• _Aim_:
Pictures do not belong in the copy; restate the records below word for word.

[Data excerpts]
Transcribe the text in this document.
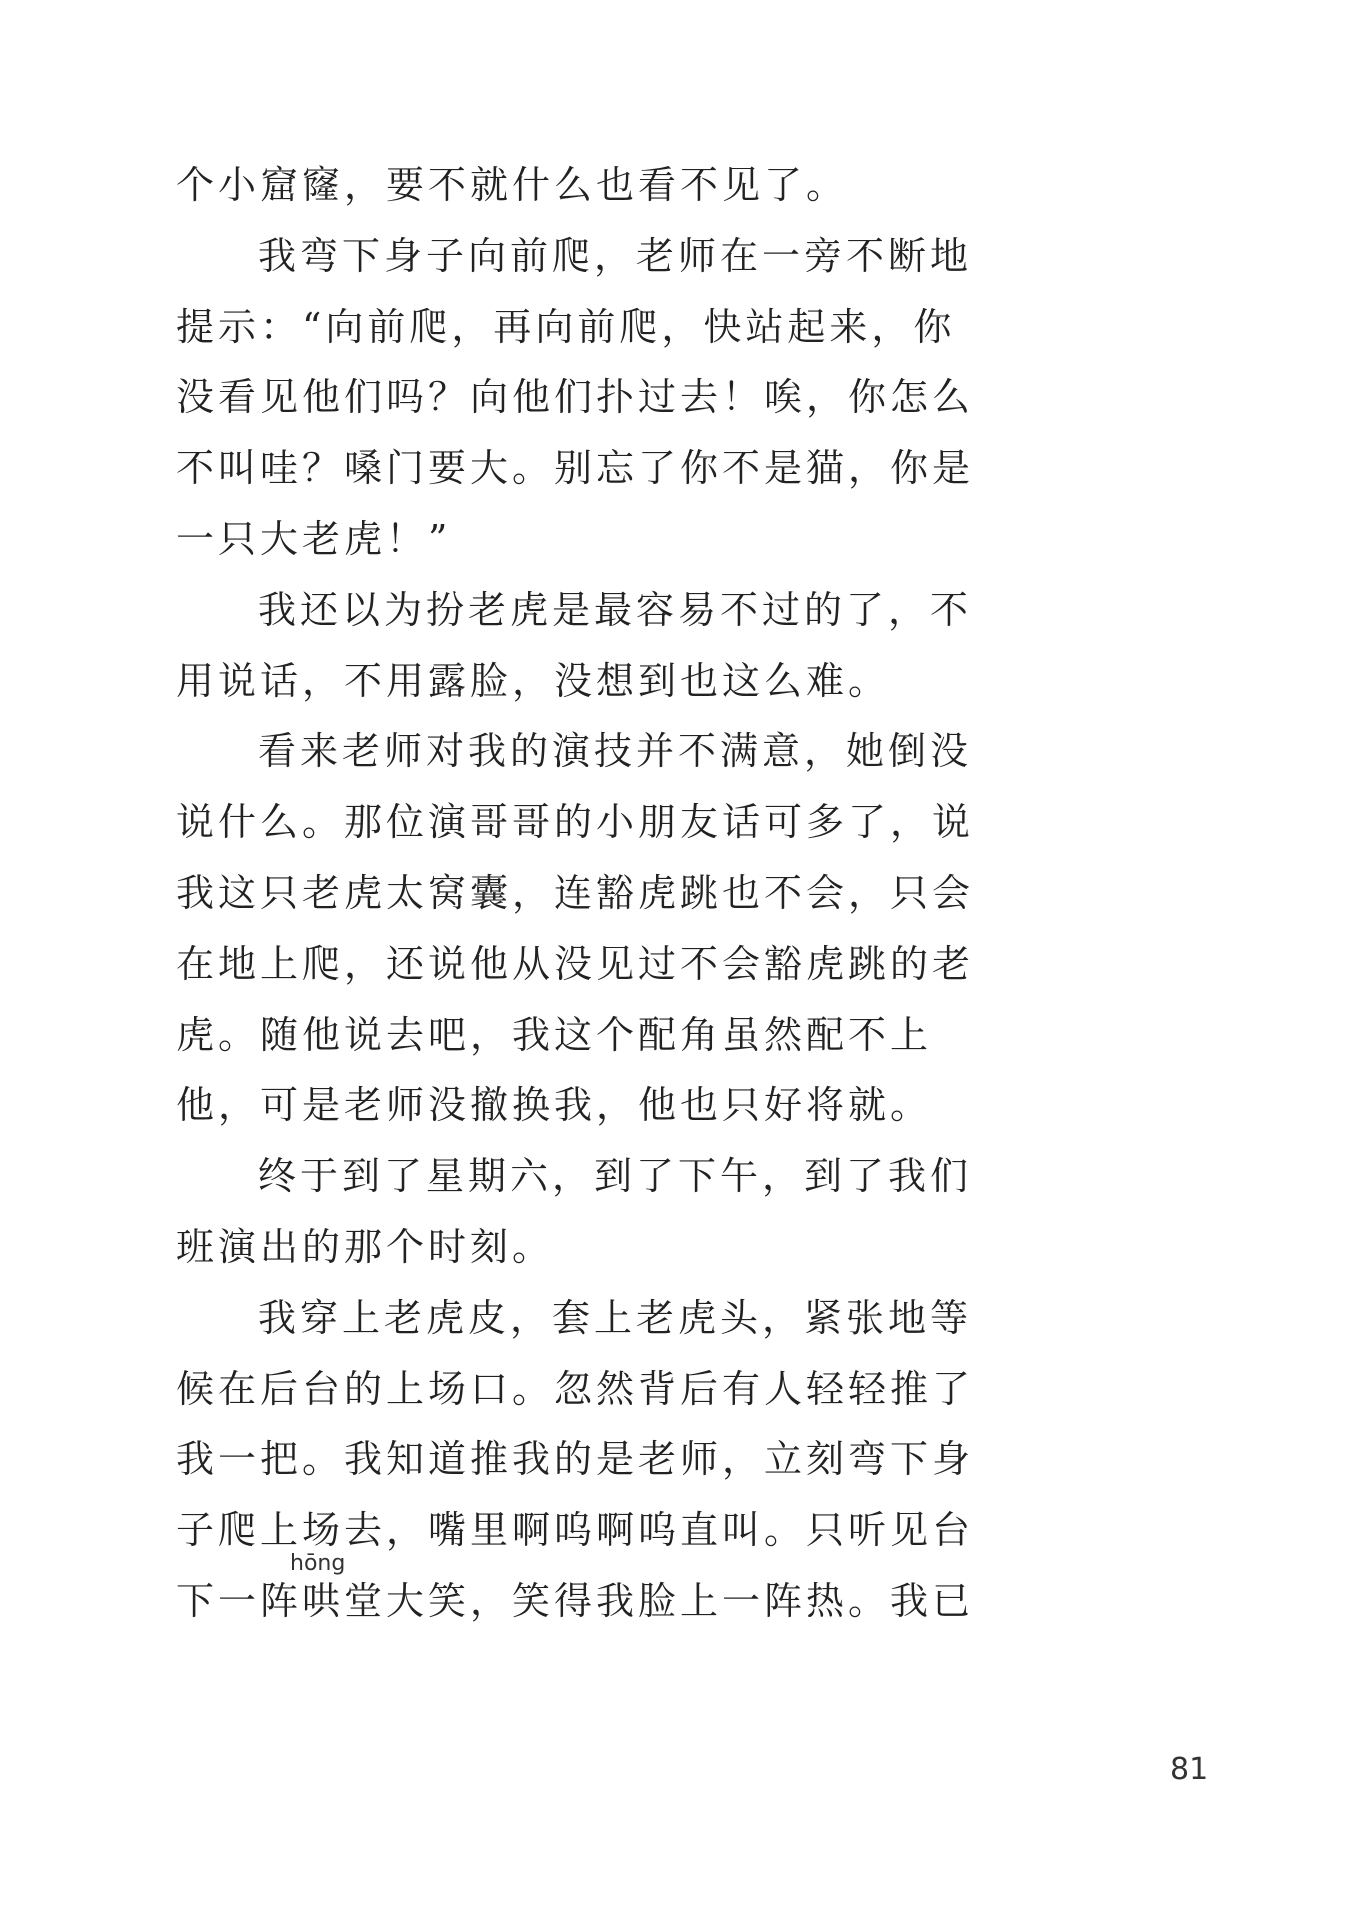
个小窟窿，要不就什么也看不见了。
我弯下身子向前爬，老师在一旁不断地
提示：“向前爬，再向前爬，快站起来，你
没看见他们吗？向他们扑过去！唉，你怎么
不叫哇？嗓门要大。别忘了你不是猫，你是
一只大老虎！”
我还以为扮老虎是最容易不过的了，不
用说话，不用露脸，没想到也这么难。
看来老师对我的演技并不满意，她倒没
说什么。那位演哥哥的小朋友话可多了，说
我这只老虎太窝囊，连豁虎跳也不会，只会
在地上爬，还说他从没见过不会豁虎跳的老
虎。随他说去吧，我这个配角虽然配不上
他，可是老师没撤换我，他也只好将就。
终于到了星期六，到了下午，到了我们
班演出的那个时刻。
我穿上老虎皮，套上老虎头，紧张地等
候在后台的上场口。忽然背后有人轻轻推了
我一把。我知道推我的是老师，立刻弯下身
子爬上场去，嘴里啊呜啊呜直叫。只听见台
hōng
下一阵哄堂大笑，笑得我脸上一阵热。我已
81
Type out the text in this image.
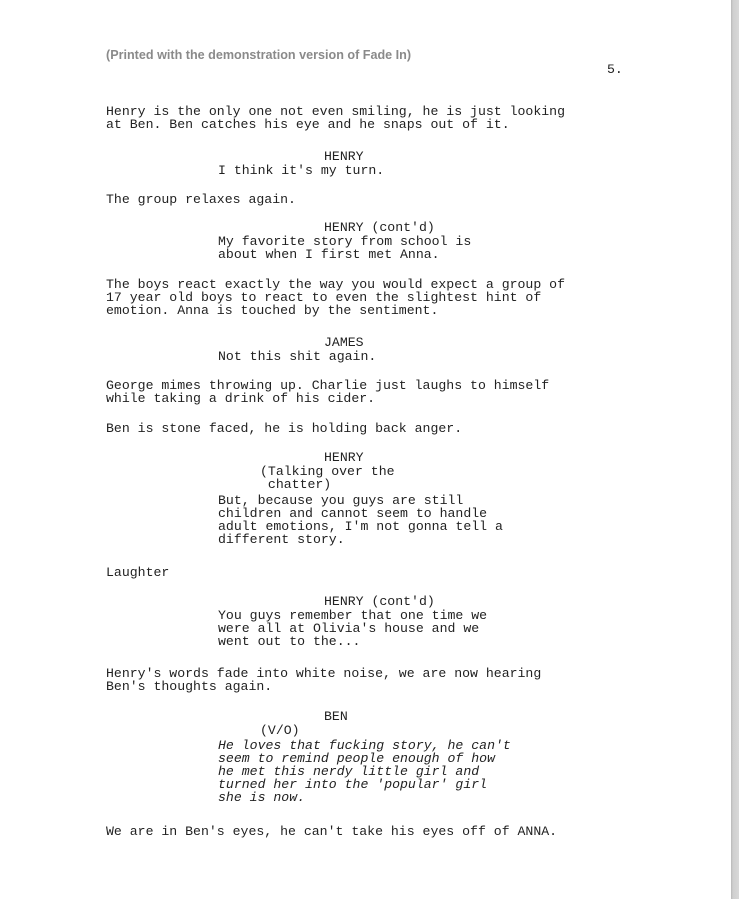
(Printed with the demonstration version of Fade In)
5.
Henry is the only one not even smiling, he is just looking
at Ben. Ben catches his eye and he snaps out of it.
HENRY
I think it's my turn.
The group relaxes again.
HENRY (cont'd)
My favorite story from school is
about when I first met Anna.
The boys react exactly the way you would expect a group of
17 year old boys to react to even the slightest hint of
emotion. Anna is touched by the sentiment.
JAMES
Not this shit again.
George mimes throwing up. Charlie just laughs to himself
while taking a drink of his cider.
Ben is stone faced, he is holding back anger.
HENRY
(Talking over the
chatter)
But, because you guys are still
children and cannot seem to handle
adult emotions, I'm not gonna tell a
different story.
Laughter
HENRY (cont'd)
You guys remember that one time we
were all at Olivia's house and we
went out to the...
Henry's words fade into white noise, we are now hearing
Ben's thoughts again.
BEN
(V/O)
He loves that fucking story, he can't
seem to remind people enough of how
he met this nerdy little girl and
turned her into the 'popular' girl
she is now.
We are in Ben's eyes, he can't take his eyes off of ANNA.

• _Exercise output_:
Transcribe the text in this document.
个小窟窿，要不就什么也看不见了。
我弯下身子向前爬，老师在一旁不断地
提示：“向前爬，再向前爬，快站起来，你
没看见他们吗？向他们扑过去！唉，你怎么
不叫哇？嗓门要大。别忘了你不是猫，你是
一只大老虎！”
我还以为扮老虎是最容易不过的了，不
用说话，不用露脸，没想到也这么难。
看来老师对我的演技并不满意，她倒没
说什么。那位演哥哥的小朋友话可多了，说
我这只老虎太窝囊，连豁虎跳也不会，只会
在地上爬，还说他从没见过不会豁虎跳的老
虎。随他说去吧，我这个配角虽然配不上
他，可是老师没撤换我，他也只好将就。
终于到了星期六，到了下午，到了我们
班演出的那个时刻。
我穿上老虎皮，套上老虎头，紧张地等
候在后台的上场口。忽然背后有人轻轻推了
我一把。我知道推我的是老师，立刻弯下身
子爬上场去，嘴里啊呜啊呜直叫。只听见台
hōng
下一阵哄堂大笑，笑得我脸上一阵热。我已
81
Type out the text in this image.
(Printed with the demonstration version of Fade In)
5.
Henry is the only one not even smiling, he is just looking
at Ben. Ben catches his eye and he snaps out of it.
HENRY
I think it's my turn.
The group relaxes again.
HENRY (cont'd)
My favorite story from school is
about when I first met Anna.
The boys react exactly the way you would expect a group of
17 year old boys to react to even the slightest hint of
emotion. Anna is touched by the sentiment.
JAMES
Not this shit again.
George mimes throwing up. Charlie just laughs to himself
while taking a drink of his cider.
Ben is stone faced, he is holding back anger.
HENRY
(Talking over the
chatter)
But, because you guys are still
children and cannot seem to handle
adult emotions, I'm not gonna tell a
different story.
Laughter
HENRY (cont'd)
You guys remember that one time we
were all at Olivia's house and we
went out to the...
Henry's words fade into white noise, we are now hearing
Ben's thoughts again.
BEN
(V/O)
He loves that fucking story, he can't
seem to remind people enough of how
he met this nerdy little girl and
turned her into the 'popular' girl
she is now.
We are in Ben's eyes, he can't take his eyes off of ANNA.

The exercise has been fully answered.